#### Supplied material ####
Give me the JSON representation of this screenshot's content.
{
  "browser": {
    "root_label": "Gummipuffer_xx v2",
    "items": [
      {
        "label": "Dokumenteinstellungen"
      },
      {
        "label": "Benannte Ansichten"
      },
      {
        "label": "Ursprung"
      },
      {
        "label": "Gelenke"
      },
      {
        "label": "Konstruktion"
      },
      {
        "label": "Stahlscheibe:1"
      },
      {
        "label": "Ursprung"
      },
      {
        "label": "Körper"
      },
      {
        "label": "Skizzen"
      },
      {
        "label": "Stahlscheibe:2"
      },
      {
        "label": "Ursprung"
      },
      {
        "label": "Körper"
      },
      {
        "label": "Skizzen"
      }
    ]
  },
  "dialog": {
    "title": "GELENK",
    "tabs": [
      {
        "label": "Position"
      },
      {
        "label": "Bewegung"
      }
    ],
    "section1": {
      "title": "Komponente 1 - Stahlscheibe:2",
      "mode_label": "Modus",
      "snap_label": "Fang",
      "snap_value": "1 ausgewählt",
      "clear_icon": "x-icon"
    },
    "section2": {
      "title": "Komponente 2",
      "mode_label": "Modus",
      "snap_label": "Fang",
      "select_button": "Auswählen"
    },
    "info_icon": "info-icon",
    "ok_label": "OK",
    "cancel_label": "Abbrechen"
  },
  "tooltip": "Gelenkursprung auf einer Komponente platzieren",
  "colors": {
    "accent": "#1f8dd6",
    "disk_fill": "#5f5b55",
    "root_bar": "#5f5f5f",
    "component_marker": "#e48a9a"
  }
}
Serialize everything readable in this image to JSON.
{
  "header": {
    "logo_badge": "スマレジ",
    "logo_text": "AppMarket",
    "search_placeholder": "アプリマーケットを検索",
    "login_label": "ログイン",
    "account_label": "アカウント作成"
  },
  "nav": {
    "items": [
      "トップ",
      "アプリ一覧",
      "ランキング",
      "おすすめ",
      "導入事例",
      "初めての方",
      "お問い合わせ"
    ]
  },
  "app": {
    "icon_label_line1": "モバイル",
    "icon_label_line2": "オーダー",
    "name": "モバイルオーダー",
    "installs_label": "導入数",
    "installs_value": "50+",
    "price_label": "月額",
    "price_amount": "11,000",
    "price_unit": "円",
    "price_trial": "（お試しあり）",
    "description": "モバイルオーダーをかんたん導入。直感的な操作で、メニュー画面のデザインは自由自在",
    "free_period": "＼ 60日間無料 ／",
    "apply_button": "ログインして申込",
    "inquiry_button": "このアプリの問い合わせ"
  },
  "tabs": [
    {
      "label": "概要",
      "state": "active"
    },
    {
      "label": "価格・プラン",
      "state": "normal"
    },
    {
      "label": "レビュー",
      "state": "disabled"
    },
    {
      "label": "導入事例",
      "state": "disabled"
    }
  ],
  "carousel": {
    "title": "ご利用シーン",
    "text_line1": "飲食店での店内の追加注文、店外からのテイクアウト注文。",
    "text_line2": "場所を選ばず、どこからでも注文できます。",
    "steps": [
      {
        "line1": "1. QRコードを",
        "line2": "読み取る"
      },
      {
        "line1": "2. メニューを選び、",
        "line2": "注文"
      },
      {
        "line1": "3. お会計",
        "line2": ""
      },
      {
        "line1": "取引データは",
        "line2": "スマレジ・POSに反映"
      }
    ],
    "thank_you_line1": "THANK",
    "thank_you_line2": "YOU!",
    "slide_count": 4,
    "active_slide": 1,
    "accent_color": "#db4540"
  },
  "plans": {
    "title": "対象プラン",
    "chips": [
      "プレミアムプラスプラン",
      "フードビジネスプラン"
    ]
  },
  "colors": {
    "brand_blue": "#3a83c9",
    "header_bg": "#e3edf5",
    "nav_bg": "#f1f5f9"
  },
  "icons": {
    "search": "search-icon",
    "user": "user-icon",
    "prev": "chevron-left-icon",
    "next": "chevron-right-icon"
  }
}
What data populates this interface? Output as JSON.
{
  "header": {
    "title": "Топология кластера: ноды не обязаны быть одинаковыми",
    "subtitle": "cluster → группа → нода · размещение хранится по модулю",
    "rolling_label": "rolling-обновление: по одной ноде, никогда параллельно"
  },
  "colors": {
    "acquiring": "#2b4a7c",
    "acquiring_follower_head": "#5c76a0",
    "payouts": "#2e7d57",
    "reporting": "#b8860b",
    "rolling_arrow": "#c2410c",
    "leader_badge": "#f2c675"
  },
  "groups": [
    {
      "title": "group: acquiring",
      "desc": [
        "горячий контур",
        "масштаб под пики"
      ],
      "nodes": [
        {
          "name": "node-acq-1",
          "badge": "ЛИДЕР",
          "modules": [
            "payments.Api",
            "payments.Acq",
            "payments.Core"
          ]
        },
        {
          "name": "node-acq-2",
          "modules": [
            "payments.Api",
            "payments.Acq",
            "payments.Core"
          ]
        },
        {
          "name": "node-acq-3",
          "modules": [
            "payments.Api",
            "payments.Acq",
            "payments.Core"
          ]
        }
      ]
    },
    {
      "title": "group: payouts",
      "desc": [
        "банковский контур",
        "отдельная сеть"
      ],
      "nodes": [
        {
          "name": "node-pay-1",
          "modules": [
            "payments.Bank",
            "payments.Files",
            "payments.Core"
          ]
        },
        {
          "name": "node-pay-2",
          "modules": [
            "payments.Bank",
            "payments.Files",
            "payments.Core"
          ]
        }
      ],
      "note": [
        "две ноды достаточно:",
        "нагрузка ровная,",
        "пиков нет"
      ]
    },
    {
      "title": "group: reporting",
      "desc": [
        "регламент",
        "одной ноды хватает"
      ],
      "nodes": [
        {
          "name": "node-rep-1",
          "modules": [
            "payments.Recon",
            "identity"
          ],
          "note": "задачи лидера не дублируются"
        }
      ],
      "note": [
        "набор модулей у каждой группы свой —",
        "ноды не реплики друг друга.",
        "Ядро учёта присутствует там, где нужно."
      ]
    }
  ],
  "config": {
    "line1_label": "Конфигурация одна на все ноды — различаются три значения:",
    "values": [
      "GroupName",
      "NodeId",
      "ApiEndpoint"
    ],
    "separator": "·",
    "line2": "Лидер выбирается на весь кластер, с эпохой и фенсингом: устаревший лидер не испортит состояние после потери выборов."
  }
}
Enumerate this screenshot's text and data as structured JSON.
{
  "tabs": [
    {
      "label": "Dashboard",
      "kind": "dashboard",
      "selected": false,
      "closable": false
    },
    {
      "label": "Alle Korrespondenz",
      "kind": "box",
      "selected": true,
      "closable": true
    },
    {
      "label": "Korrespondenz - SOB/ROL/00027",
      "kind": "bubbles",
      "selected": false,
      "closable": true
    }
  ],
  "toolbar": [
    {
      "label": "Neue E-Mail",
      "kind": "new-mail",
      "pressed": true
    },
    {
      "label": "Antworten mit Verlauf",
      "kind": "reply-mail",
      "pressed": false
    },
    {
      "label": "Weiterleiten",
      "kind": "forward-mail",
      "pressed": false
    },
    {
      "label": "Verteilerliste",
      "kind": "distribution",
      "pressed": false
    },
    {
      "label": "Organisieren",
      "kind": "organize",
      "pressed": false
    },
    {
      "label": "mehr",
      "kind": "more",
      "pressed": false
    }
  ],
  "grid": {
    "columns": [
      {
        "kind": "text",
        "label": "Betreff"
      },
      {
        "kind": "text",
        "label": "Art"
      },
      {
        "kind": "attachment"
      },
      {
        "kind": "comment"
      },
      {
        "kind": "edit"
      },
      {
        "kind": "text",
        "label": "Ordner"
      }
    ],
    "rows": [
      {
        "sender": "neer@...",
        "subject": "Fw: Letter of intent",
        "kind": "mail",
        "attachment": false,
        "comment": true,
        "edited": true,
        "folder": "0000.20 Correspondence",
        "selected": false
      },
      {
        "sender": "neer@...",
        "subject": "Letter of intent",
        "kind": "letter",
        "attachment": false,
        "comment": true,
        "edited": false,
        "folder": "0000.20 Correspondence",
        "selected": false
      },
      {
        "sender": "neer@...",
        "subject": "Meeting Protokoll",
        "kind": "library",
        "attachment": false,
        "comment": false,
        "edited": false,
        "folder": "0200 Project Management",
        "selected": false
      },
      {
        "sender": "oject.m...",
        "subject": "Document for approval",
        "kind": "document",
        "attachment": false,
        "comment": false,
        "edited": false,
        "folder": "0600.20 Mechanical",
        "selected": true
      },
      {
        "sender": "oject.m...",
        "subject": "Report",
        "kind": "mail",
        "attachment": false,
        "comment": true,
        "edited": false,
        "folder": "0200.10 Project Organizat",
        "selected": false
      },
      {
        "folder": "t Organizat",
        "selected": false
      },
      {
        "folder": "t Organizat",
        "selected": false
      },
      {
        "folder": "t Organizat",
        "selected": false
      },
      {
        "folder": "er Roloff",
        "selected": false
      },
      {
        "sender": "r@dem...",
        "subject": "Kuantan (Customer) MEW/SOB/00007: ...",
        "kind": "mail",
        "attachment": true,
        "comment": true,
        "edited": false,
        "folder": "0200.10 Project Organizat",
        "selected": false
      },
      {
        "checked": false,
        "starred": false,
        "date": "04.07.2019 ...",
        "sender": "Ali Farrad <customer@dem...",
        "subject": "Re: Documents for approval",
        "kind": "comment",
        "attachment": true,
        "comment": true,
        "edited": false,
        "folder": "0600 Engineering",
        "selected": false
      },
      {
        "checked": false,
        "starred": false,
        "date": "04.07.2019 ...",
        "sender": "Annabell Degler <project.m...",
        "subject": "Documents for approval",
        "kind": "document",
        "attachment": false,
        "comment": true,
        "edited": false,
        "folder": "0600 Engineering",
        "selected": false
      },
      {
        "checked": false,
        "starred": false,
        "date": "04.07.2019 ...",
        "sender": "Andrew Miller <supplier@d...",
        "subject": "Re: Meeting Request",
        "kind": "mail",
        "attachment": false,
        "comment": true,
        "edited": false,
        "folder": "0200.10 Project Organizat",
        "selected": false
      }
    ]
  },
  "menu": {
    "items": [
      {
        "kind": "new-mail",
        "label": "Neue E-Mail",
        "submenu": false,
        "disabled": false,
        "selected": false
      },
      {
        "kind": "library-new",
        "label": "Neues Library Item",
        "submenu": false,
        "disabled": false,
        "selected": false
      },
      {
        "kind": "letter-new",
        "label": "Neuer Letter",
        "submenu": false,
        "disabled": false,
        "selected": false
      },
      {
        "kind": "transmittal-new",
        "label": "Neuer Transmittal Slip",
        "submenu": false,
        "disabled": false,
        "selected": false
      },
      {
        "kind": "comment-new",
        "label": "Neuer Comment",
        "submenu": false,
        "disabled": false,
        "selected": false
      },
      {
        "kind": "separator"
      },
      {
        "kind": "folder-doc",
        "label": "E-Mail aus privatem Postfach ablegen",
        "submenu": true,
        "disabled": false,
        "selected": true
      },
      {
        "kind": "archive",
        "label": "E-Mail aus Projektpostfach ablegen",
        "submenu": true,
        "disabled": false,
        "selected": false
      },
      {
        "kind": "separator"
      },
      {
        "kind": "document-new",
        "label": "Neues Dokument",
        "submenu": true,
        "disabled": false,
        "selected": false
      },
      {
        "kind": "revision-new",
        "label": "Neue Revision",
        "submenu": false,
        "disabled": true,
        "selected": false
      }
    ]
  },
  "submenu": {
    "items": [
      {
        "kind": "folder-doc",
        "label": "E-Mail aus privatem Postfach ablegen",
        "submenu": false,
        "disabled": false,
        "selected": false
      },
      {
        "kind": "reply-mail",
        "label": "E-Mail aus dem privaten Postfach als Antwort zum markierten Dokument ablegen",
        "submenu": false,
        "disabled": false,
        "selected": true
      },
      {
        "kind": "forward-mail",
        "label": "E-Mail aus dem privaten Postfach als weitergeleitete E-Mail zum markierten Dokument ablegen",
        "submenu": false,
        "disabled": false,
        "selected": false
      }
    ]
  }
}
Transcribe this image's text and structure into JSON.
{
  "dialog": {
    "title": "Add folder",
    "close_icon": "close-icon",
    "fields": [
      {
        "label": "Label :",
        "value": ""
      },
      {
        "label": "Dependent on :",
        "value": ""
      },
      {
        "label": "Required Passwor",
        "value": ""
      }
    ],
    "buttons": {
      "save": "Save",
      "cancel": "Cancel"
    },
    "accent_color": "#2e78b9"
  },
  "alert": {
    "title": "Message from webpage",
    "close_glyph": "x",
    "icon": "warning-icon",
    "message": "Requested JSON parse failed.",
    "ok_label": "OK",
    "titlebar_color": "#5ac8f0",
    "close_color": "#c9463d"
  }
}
####
### [What is expected]
Reproduce every line from the entries that holds the word "Neuer".

### [Reply]
        "label": "Neuer Letter",
        "label": "Neuer Transmittal Slip",
        "label": "Neuer Comment",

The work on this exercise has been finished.